• **GOAL**
Print the entries that appear below, exactly as written and without their pictures.

##### INPUT RECORDS

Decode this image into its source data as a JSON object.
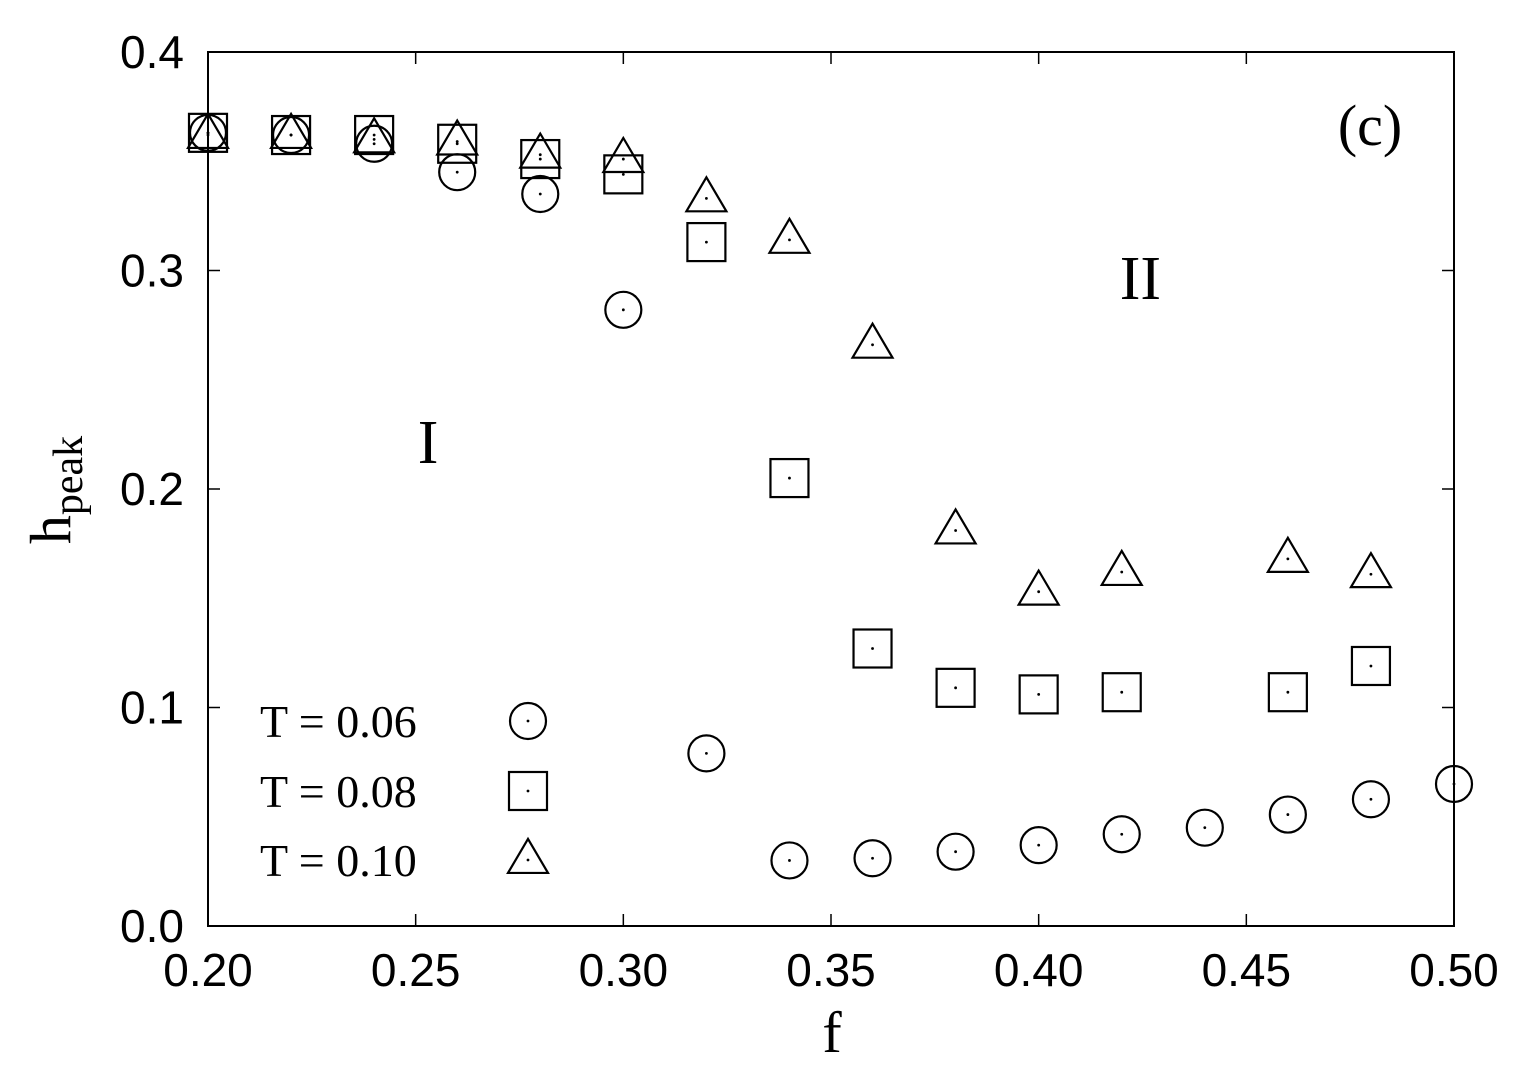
{
  "chart_data": {
    "type": "scatter",
    "panel_label": "(c)",
    "xlabel": "f",
    "ylabel": {
      "main": "h",
      "sub": "peak"
    },
    "xlim": [
      0.2,
      0.5
    ],
    "ylim": [
      0.0,
      0.4
    ],
    "xticks": [
      "0.20",
      "0.25",
      "0.30",
      "0.35",
      "0.40",
      "0.45",
      "0.50"
    ],
    "yticks": [
      "0.0",
      "0.1",
      "0.2",
      "0.3",
      "0.4"
    ],
    "annotations": [
      {
        "text": "I",
        "x": 0.253,
        "y": 0.222
      },
      {
        "text": "II",
        "x": 0.4245,
        "y": 0.297
      }
    ],
    "legend_placement": "bottom-left",
    "series": [
      {
        "name": "T = 0.06",
        "marker": "circle",
        "points": [
          [
            0.2,
            0.363
          ],
          [
            0.22,
            0.362
          ],
          [
            0.24,
            0.358
          ],
          [
            0.26,
            0.345
          ],
          [
            0.28,
            0.335
          ],
          [
            0.3,
            0.282
          ],
          [
            0.32,
            0.079
          ],
          [
            0.34,
            0.03
          ],
          [
            0.36,
            0.031
          ],
          [
            0.38,
            0.034
          ],
          [
            0.4,
            0.037
          ],
          [
            0.42,
            0.042
          ],
          [
            0.44,
            0.045
          ],
          [
            0.46,
            0.051
          ],
          [
            0.48,
            0.058
          ],
          [
            0.5,
            0.065
          ]
        ]
      },
      {
        "name": "T = 0.08",
        "marker": "square",
        "points": [
          [
            0.2,
            0.363
          ],
          [
            0.22,
            0.362
          ],
          [
            0.24,
            0.362
          ],
          [
            0.26,
            0.358
          ],
          [
            0.28,
            0.351
          ],
          [
            0.3,
            0.344
          ],
          [
            0.32,
            0.313
          ],
          [
            0.34,
            0.205
          ],
          [
            0.36,
            0.127
          ],
          [
            0.38,
            0.109
          ],
          [
            0.4,
            0.106
          ],
          [
            0.42,
            0.107
          ],
          [
            0.46,
            0.107
          ],
          [
            0.48,
            0.119
          ]
        ]
      },
      {
        "name": "T = 0.10",
        "marker": "triangle",
        "points": [
          [
            0.2,
            0.362
          ],
          [
            0.22,
            0.362
          ],
          [
            0.24,
            0.36
          ],
          [
            0.26,
            0.359
          ],
          [
            0.28,
            0.353
          ],
          [
            0.3,
            0.351
          ],
          [
            0.32,
            0.333
          ],
          [
            0.34,
            0.314
          ],
          [
            0.36,
            0.266
          ],
          [
            0.38,
            0.181
          ],
          [
            0.4,
            0.153
          ],
          [
            0.42,
            0.162
          ],
          [
            0.46,
            0.168
          ],
          [
            0.48,
            0.161
          ]
        ]
      }
    ]
  }
}
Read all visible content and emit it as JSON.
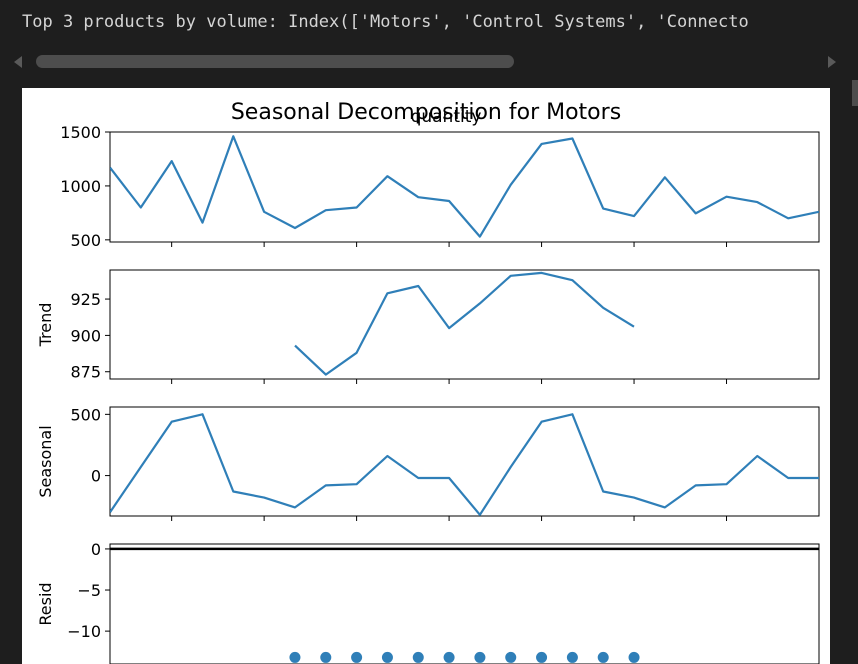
{
  "console": {
    "output_text": "Top 3 products by volume: Index(['Motors', 'Control Systems', 'Connecto"
  },
  "colors": {
    "line": "#2f7fb8",
    "background": "#1e1e1e",
    "text": "#d4d4d4"
  },
  "chart_data": [
    {
      "type": "line",
      "title": "Seasonal Decomposition for Motors",
      "overlay_label": "quantity",
      "ylabel": "",
      "ylim": [
        480,
        1500
      ],
      "y_ticks": [
        "500",
        "1000",
        "1500"
      ],
      "y_tick_values": [
        500,
        1000,
        1500
      ],
      "x": [
        0,
        1,
        2,
        3,
        4,
        5,
        6,
        7,
        8,
        9,
        10,
        11,
        12,
        13,
        14,
        15,
        16,
        17,
        18,
        19,
        20,
        21,
        22,
        23
      ],
      "values": [
        1170,
        800,
        1230,
        660,
        1460,
        760,
        610,
        775,
        800,
        1090,
        895,
        860,
        530,
        1010,
        1390,
        1440,
        790,
        720,
        1080,
        745,
        900,
        850,
        700,
        760
      ]
    },
    {
      "type": "line",
      "ylabel": "Trend",
      "ylim": [
        870,
        945
      ],
      "y_ticks": [
        "875",
        "900",
        "925"
      ],
      "y_tick_values": [
        875,
        900,
        925
      ],
      "x": [
        6,
        7,
        8,
        9,
        10,
        11,
        12,
        13,
        14,
        15,
        16,
        17
      ],
      "values": [
        893,
        873,
        888,
        929,
        934,
        905,
        922,
        941,
        943,
        938,
        919,
        906
      ]
    },
    {
      "type": "line",
      "ylabel": "Seasonal",
      "ylim": [
        -330,
        560
      ],
      "y_ticks": [
        "500",
        "0"
      ],
      "y_tick_values": [
        500,
        0
      ],
      "x": [
        0,
        1,
        2,
        3,
        4,
        5,
        6,
        7,
        8,
        9,
        10,
        11,
        12,
        13,
        14,
        15,
        16,
        17,
        18,
        19,
        20,
        21,
        22,
        23
      ],
      "values": [
        -300,
        70,
        440,
        500,
        -130,
        -180,
        -260,
        -80,
        -70,
        160,
        -20,
        -20,
        -320,
        70,
        440,
        500,
        -130,
        -180,
        -260,
        -80,
        -70,
        160,
        -20,
        -20
      ]
    },
    {
      "type": "scatter",
      "ylabel": "Resid",
      "ylim": [
        -14,
        0.6
      ],
      "y_ticks": [
        "0",
        "−5",
        "−10"
      ],
      "y_tick_values": [
        0,
        -5,
        -10
      ],
      "x": [
        6,
        7,
        8,
        9,
        10,
        11,
        12,
        13,
        14,
        15,
        16,
        17
      ],
      "values": [
        -13.2,
        -13.2,
        -13.2,
        -13.2,
        -13.2,
        -13.2,
        -13.2,
        -13.2,
        -13.2,
        -13.2,
        -13.2,
        -13.2
      ],
      "reference_line": 0
    }
  ]
}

##########

• **TASK RESPONSE**
Decode this image into its source data as a JSON object.
{
  "chart_data": {
    "type": "scatter",
    "panel_label": "(c)",
    "xlabel": "f",
    "ylabel": {
      "main": "h",
      "sub": "peak"
    },
    "xlim": [
      0.2,
      0.5
    ],
    "ylim": [
      0.0,
      0.4
    ],
    "xticks": [
      "0.20",
      "0.25",
      "0.30",
      "0.35",
      "0.40",
      "0.45",
      "0.50"
    ],
    "yticks": [
      "0.0",
      "0.1",
      "0.2",
      "0.3",
      "0.4"
    ],
    "annotations": [
      {
        "text": "I",
        "x": 0.253,
        "y": 0.222
      },
      {
        "text": "II",
        "x": 0.4245,
        "y": 0.297
      }
    ],
    "legend_placement": "bottom-left",
    "series": [
      {
        "name": "T = 0.06",
        "marker": "circle",
        "points": [
          [
            0.2,
            0.363
          ],
          [
            0.22,
            0.362
          ],
          [
            0.24,
            0.358
          ],
          [
            0.26,
            0.345
          ],
          [
            0.28,
            0.335
          ],
          [
            0.3,
            0.282
          ],
          [
            0.32,
            0.079
          ],
          [
            0.34,
            0.03
          ],
          [
            0.36,
            0.031
          ],
          [
            0.38,
            0.034
          ],
          [
            0.4,
            0.037
          ],
          [
            0.42,
            0.042
          ],
          [
            0.44,
            0.045
          ],
          [
            0.46,
            0.051
          ],
          [
            0.48,
            0.058
          ],
          [
            0.5,
            0.065
          ]
        ]
      },
      {
        "name": "T = 0.08",
        "marker": "square",
        "points": [
          [
            0.2,
            0.363
          ],
          [
            0.22,
            0.362
          ],
          [
            0.24,
            0.362
          ],
          [
            0.26,
            0.358
          ],
          [
            0.28,
            0.351
          ],
          [
            0.3,
            0.344
          ],
          [
            0.32,
            0.313
          ],
          [
            0.34,
            0.205
          ],
          [
            0.36,
            0.127
          ],
          [
            0.38,
            0.109
          ],
          [
            0.4,
            0.106
          ],
          [
            0.42,
            0.107
          ],
          [
            0.46,
            0.107
          ],
          [
            0.48,
            0.119
          ]
        ]
      },
      {
        "name": "T = 0.10",
        "marker": "triangle",
        "points": [
          [
            0.2,
            0.362
          ],
          [
            0.22,
            0.362
          ],
          [
            0.24,
            0.36
          ],
          [
            0.26,
            0.359
          ],
          [
            0.28,
            0.353
          ],
          [
            0.3,
            0.351
          ],
          [
            0.32,
            0.333
          ],
          [
            0.34,
            0.314
          ],
          [
            0.36,
            0.266
          ],
          [
            0.38,
            0.181
          ],
          [
            0.4,
            0.153
          ],
          [
            0.42,
            0.162
          ],
          [
            0.46,
            0.168
          ],
          [
            0.48,
            0.161
          ]
        ]
      }
    ]
  }
}
Read all visible content and emit it as JSON.
{
  "console": {
    "output_text": "Top 3 products by volume: Index(['Motors', 'Control Systems', 'Connecto"
  },
  "colors": {
    "line": "#2f7fb8",
    "background": "#1e1e1e",
    "text": "#d4d4d4"
  },
  "chart_data": [
    {
      "type": "line",
      "title": "Seasonal Decomposition for Motors",
      "overlay_label": "quantity",
      "ylabel": "",
      "ylim": [
        480,
        1500
      ],
      "y_ticks": [
        "500",
        "1000",
        "1500"
      ],
      "y_tick_values": [
        500,
        1000,
        1500
      ],
      "x": [
        0,
        1,
        2,
        3,
        4,
        5,
        6,
        7,
        8,
        9,
        10,
        11,
        12,
        13,
        14,
        15,
        16,
        17,
        18,
        19,
        20,
        21,
        22,
        23
      ],
      "values": [
        1170,
        800,
        1230,
        660,
        1460,
        760,
        610,
        775,
        800,
        1090,
        895,
        860,
        530,
        1010,
        1390,
        1440,
        790,
        720,
        1080,
        745,
        900,
        850,
        700,
        760
      ]
    },
    {
      "type": "line",
      "ylabel": "Trend",
      "ylim": [
        870,
        945
      ],
      "y_ticks": [
        "875",
        "900",
        "925"
      ],
      "y_tick_values": [
        875,
        900,
        925
      ],
      "x": [
        6,
        7,
        8,
        9,
        10,
        11,
        12,
        13,
        14,
        15,
        16,
        17
      ],
      "values": [
        893,
        873,
        888,
        929,
        934,
        905,
        922,
        941,
        943,
        938,
        919,
        906
      ]
    },
    {
      "type": "line",
      "ylabel": "Seasonal",
      "ylim": [
        -330,
        560
      ],
      "y_ticks": [
        "500",
        "0"
      ],
      "y_tick_values": [
        500,
        0
      ],
      "x": [
        0,
        1,
        2,
        3,
        4,
        5,
        6,
        7,
        8,
        9,
        10,
        11,
        12,
        13,
        14,
        15,
        16,
        17,
        18,
        19,
        20,
        21,
        22,
        23
      ],
      "values": [
        -300,
        70,
        440,
        500,
        -130,
        -180,
        -260,
        -80,
        -70,
        160,
        -20,
        -20,
        -320,
        70,
        440,
        500,
        -130,
        -180,
        -260,
        -80,
        -70,
        160,
        -20,
        -20
      ]
    },
    {
      "type": "scatter",
      "ylabel": "Resid",
      "ylim": [
        -14,
        0.6
      ],
      "y_ticks": [
        "0",
        "−5",
        "−10"
      ],
      "y_tick_values": [
        0,
        -5,
        -10
      ],
      "x": [
        6,
        7,
        8,
        9,
        10,
        11,
        12,
        13,
        14,
        15,
        16,
        17
      ],
      "values": [
        -13.2,
        -13.2,
        -13.2,
        -13.2,
        -13.2,
        -13.2,
        -13.2,
        -13.2,
        -13.2,
        -13.2,
        -13.2,
        -13.2
      ],
      "reference_line": 0
    }
  ]
}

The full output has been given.